>> begin TASK MATERIAL
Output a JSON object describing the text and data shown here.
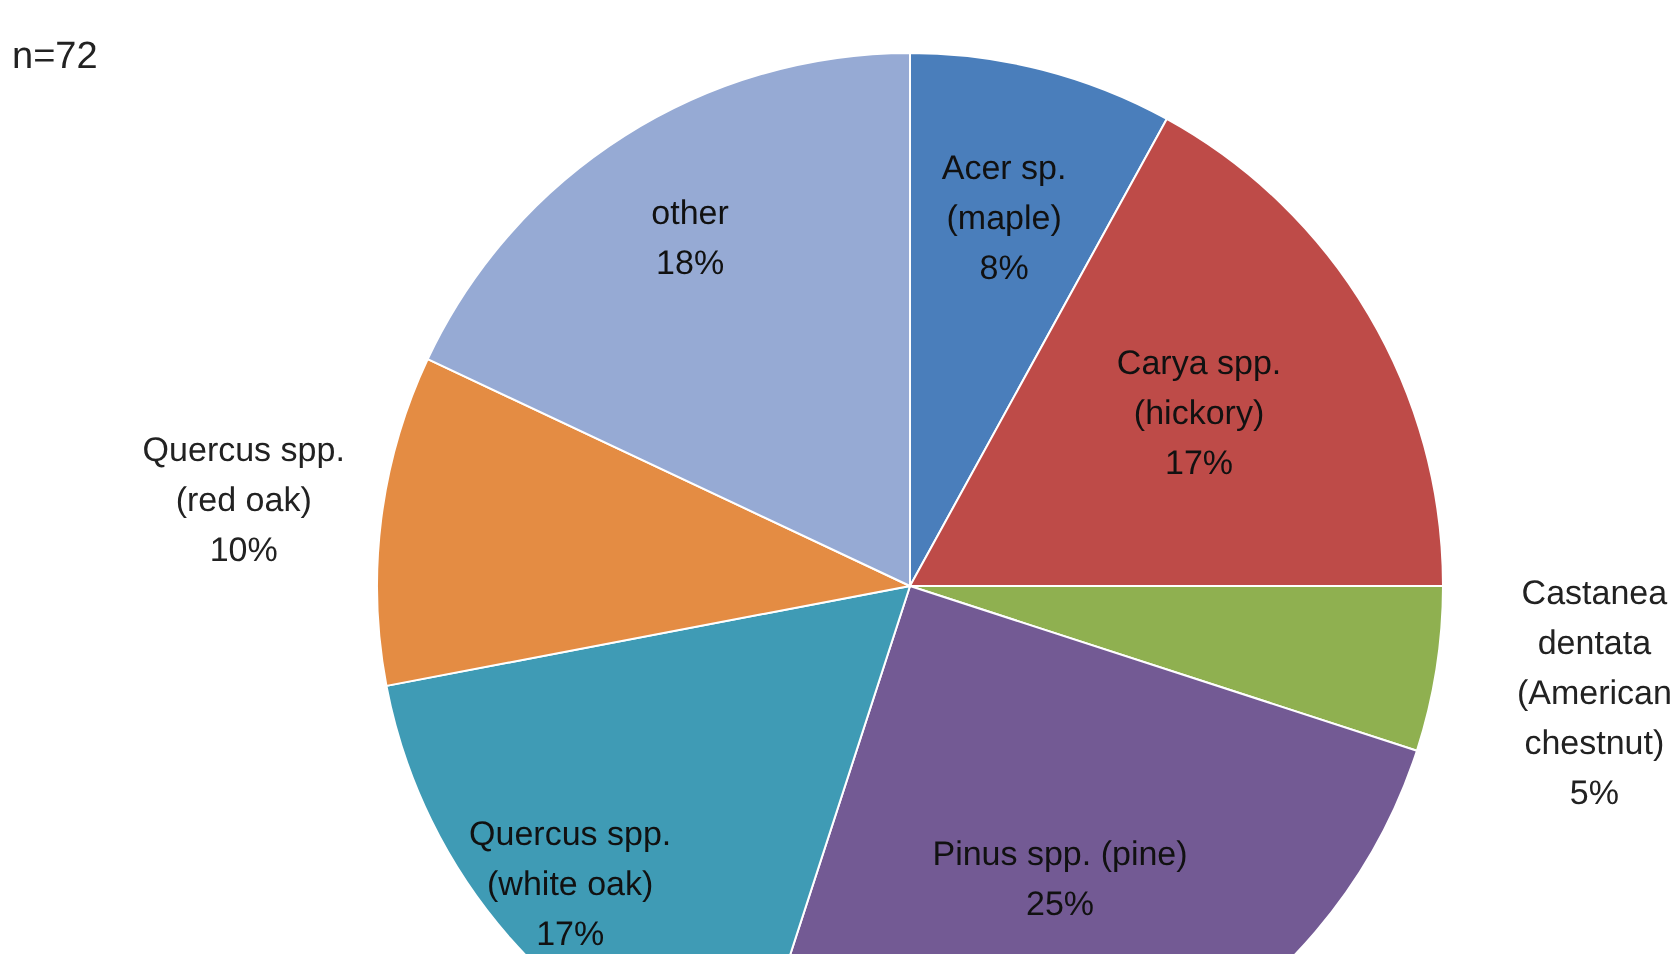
{
  "chart_data": {
    "type": "pie",
    "annotations": [
      "n=72"
    ],
    "categories": [
      "Acer sp. (maple)",
      "Carya spp. (hickory)",
      "Castanea dentata (American chestnut)",
      "Pinus spp. (pine)",
      "Quercus spp. (white oak)",
      "Quercus spp. (red oak)",
      "other"
    ],
    "values": [
      8,
      17,
      5,
      25,
      17,
      10,
      18
    ],
    "value_labels": [
      "8%",
      "17%",
      "5%",
      "25%",
      "17%",
      "10%",
      "18%"
    ],
    "colors": [
      "#4a7ebb",
      "#be4b48",
      "#8fb050",
      "#735a94",
      "#3f9bb5",
      "#e48c43",
      "#96aad4"
    ],
    "legend": false
  }
}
>> end TASK MATERIAL
Repeat the material above in full and exactly, apart from the pictures.

Output a JSON object describing the text and data shown here.
{
  "chart_data": {
    "type": "pie",
    "annotations": [
      "n=72"
    ],
    "categories": [
      "Acer sp. (maple)",
      "Carya spp. (hickory)",
      "Castanea dentata (American chestnut)",
      "Pinus spp. (pine)",
      "Quercus spp. (white oak)",
      "Quercus spp. (red oak)",
      "other"
    ],
    "values": [
      8,
      17,
      5,
      25,
      17,
      10,
      18
    ],
    "value_labels": [
      "8%",
      "17%",
      "5%",
      "25%",
      "17%",
      "10%",
      "18%"
    ],
    "colors": [
      "#4a7ebb",
      "#be4b48",
      "#8fb050",
      "#735a94",
      "#3f9bb5",
      "#e48c43",
      "#96aad4"
    ],
    "legend": false
  }
}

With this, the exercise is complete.